Stated problem
Copy out all the lines in the records that include the word "党的作风就是党的形象".

Records shown

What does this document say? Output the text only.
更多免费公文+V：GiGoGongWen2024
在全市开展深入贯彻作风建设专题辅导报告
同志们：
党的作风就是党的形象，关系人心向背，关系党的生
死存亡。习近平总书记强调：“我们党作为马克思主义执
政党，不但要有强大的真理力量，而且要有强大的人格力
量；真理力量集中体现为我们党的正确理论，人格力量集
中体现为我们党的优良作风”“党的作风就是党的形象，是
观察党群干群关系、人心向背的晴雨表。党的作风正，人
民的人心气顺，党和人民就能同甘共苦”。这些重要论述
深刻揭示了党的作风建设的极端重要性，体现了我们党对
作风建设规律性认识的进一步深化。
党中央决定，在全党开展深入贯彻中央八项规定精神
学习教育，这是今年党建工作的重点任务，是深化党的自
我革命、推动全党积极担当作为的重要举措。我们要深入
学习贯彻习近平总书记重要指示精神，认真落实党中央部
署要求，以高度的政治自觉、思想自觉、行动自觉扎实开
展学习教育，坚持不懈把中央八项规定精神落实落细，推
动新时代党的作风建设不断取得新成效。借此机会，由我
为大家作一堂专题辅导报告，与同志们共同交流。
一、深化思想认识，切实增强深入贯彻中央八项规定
...
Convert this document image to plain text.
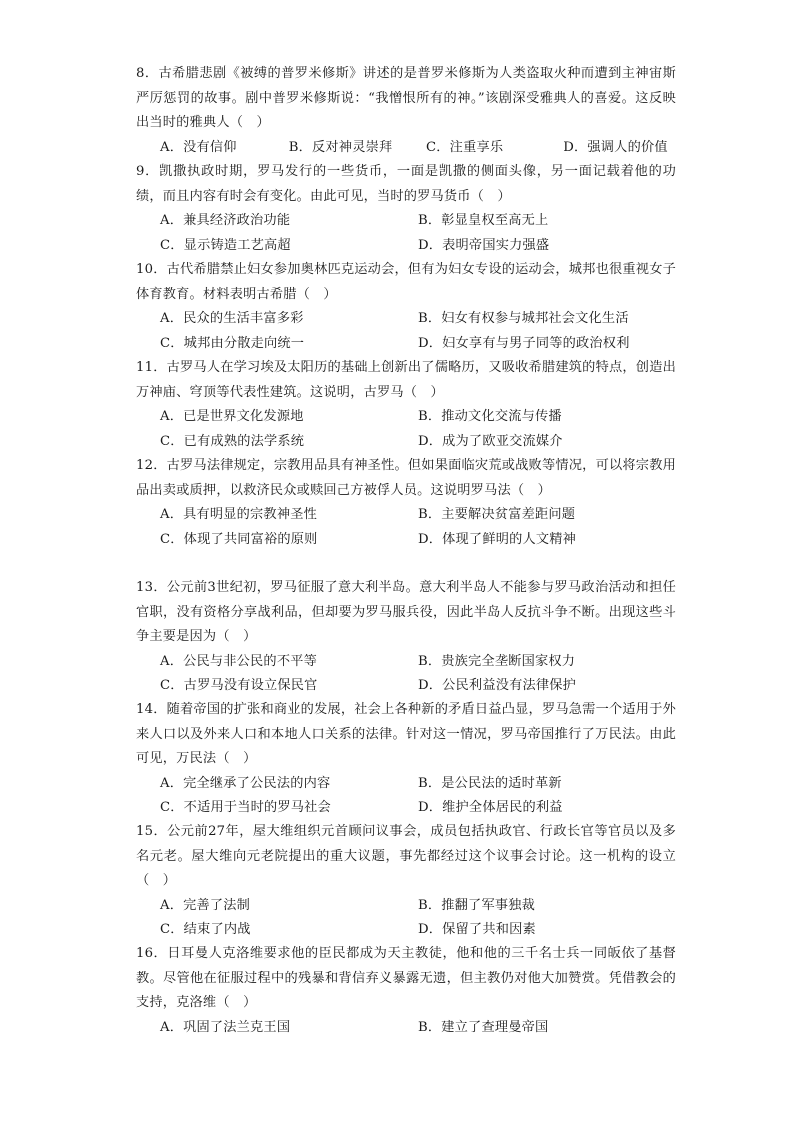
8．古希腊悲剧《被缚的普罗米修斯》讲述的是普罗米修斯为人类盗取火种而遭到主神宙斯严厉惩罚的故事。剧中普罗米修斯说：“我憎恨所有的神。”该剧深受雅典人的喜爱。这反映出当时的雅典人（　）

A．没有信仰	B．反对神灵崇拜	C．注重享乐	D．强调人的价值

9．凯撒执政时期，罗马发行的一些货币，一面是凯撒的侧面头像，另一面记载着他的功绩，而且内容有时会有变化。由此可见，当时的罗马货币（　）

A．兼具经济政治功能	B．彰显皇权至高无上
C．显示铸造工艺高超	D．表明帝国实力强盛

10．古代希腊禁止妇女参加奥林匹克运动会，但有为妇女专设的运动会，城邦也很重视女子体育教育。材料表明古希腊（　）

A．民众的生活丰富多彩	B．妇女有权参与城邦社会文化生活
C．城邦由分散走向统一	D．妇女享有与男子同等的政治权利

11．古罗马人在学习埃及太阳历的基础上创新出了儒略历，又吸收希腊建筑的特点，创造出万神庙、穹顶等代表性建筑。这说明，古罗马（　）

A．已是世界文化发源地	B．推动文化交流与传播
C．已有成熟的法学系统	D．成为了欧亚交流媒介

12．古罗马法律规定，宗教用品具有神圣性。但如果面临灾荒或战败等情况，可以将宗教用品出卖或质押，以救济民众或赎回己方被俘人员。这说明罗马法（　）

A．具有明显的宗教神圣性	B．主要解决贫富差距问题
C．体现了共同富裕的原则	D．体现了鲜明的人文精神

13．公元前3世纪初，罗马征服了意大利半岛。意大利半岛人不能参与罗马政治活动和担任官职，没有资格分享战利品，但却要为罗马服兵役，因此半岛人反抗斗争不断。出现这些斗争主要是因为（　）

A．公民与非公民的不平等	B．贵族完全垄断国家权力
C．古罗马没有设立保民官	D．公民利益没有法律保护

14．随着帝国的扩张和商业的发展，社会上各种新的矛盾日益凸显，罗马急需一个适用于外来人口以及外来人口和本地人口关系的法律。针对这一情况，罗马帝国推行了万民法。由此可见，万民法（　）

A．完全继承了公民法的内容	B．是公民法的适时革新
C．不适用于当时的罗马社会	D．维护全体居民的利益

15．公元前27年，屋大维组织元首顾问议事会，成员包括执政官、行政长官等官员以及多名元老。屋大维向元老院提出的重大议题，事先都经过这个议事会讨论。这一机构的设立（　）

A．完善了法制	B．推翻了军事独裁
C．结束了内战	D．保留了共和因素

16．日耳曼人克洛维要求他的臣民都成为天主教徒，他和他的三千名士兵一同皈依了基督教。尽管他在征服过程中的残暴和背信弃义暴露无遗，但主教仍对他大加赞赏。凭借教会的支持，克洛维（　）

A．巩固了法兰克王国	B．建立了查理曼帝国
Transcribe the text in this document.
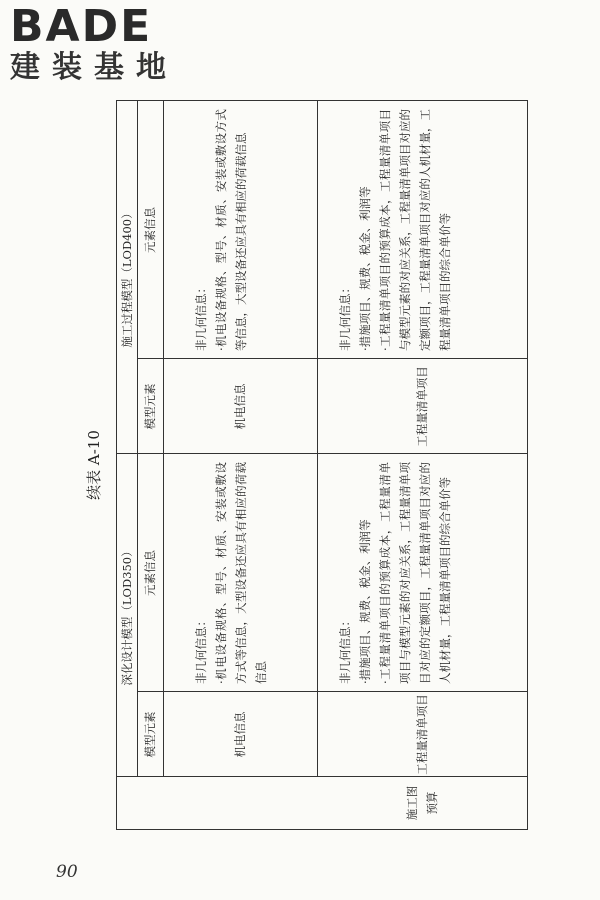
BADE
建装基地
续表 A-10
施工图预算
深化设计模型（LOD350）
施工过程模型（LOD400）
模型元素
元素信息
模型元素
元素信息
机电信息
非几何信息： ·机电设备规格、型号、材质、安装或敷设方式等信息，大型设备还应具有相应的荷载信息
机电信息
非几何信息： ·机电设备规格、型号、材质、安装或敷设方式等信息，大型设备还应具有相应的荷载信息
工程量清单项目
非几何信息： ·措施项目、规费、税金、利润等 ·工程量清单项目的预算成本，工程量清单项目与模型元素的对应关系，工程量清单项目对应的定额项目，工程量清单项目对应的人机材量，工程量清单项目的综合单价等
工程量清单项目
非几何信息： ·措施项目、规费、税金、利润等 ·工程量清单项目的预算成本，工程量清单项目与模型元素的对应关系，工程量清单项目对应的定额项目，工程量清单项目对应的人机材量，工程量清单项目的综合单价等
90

Solution to this exercise
党的作风就是党的形象，关系人心向背，关系党的生
中体现为我们党的优良作风”“党的作风就是党的形象，是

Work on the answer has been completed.